■ **Given request**
Write out the records below word for word, please.

■ **Information shown**
— start —

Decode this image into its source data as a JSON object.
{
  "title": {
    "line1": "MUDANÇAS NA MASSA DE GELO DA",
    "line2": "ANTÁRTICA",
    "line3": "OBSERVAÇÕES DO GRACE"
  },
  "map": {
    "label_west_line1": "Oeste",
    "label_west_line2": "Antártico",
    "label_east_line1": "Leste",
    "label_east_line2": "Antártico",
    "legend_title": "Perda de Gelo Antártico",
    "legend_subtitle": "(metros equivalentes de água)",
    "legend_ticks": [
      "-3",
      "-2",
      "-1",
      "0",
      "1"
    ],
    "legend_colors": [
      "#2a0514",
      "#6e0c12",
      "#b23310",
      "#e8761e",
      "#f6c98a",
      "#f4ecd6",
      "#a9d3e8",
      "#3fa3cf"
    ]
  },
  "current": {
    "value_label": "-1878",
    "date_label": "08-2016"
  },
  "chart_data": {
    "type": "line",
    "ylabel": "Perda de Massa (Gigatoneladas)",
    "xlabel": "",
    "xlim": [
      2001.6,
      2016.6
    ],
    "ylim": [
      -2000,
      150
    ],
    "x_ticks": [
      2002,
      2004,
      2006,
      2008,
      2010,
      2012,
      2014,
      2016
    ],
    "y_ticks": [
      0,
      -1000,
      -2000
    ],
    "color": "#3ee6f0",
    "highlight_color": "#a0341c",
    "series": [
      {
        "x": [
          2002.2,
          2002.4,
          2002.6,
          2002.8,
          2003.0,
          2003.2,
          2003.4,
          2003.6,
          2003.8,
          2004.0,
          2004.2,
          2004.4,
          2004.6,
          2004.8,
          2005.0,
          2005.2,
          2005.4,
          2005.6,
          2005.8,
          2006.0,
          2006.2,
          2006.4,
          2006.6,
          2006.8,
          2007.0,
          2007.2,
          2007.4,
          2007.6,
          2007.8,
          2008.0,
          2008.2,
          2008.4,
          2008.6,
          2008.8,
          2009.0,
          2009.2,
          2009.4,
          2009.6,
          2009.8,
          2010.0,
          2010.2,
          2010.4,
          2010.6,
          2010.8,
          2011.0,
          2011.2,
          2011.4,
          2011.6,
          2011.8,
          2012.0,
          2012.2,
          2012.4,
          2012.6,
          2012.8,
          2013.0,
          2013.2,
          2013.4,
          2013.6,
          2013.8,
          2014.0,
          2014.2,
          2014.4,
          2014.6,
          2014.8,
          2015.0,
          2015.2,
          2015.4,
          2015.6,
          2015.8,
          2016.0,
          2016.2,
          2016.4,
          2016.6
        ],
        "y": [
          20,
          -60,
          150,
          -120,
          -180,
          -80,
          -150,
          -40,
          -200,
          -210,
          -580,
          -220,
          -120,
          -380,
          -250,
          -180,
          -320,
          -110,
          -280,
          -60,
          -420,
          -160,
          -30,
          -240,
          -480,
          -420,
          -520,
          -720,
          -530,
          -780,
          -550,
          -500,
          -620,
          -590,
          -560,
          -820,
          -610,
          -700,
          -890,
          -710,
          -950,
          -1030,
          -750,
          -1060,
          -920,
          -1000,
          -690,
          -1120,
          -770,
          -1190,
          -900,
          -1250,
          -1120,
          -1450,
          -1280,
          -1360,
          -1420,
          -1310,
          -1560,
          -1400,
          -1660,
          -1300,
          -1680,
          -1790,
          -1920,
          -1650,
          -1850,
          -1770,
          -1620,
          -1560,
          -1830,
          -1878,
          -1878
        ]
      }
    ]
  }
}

— end —

■ **Output of the task**
Decode this image into its source data as a JSON object.
{
  "title": {
    "line1": "MUDANÇAS NA MASSA DE GELO DA",
    "line2": "ANTÁRTICA",
    "line3": "OBSERVAÇÕES DO GRACE"
  },
  "map": {
    "label_west_line1": "Oeste",
    "label_west_line2": "Antártico",
    "label_east_line1": "Leste",
    "label_east_line2": "Antártico",
    "legend_title": "Perda de Gelo Antártico",
    "legend_subtitle": "(metros equivalentes de água)",
    "legend_ticks": [
      "-3",
      "-2",
      "-1",
      "0",
      "1"
    ],
    "legend_colors": [
      "#2a0514",
      "#6e0c12",
      "#b23310",
      "#e8761e",
      "#f6c98a",
      "#f4ecd6",
      "#a9d3e8",
      "#3fa3cf"
    ]
  },
  "current": {
    "value_label": "-1878",
    "date_label": "08-2016"
  },
  "chart_data": {
    "type": "line",
    "ylabel": "Perda de Massa (Gigatoneladas)",
    "xlabel": "",
    "xlim": [
      2001.6,
      2016.6
    ],
    "ylim": [
      -2000,
      150
    ],
    "x_ticks": [
      2002,
      2004,
      2006,
      2008,
      2010,
      2012,
      2014,
      2016
    ],
    "y_ticks": [
      0,
      -1000,
      -2000
    ],
    "color": "#3ee6f0",
    "highlight_color": "#a0341c",
    "series": [
      {
        "x": [
          2002.2,
          2002.4,
          2002.6,
          2002.8,
          2003.0,
          2003.2,
          2003.4,
          2003.6,
          2003.8,
          2004.0,
          2004.2,
          2004.4,
          2004.6,
          2004.8,
          2005.0,
          2005.2,
          2005.4,
          2005.6,
          2005.8,
          2006.0,
          2006.2,
          2006.4,
          2006.6,
          2006.8,
          2007.0,
          2007.2,
          2007.4,
          2007.6,
          2007.8,
          2008.0,
          2008.2,
          2008.4,
          2008.6,
          2008.8,
          2009.0,
          2009.2,
          2009.4,
          2009.6,
          2009.8,
          2010.0,
          2010.2,
          2010.4,
          2010.6,
          2010.8,
          2011.0,
          2011.2,
          2011.4,
          2011.6,
          2011.8,
          2012.0,
          2012.2,
          2012.4,
          2012.6,
          2012.8,
          2013.0,
          2013.2,
          2013.4,
          2013.6,
          2013.8,
          2014.0,
          2014.2,
          2014.4,
          2014.6,
          2014.8,
          2015.0,
          2015.2,
          2015.4,
          2015.6,
          2015.8,
          2016.0,
          2016.2,
          2016.4,
          2016.6
        ],
        "y": [
          20,
          -60,
          150,
          -120,
          -180,
          -80,
          -150,
          -40,
          -200,
          -210,
          -580,
          -220,
          -120,
          -380,
          -250,
          -180,
          -320,
          -110,
          -280,
          -60,
          -420,
          -160,
          -30,
          -240,
          -480,
          -420,
          -520,
          -720,
          -530,
          -780,
          -550,
          -500,
          -620,
          -590,
          -560,
          -820,
          -610,
          -700,
          -890,
          -710,
          -950,
          -1030,
          -750,
          -1060,
          -920,
          -1000,
          -690,
          -1120,
          -770,
          -1190,
          -900,
          -1250,
          -1120,
          -1450,
          -1280,
          -1360,
          -1420,
          -1310,
          -1560,
          -1400,
          -1660,
          -1300,
          -1680,
          -1790,
          -1920,
          -1650,
          -1850,
          -1770,
          -1620,
          -1560,
          -1830,
          -1878,
          -1878
        ]
      }
    ]
  }
}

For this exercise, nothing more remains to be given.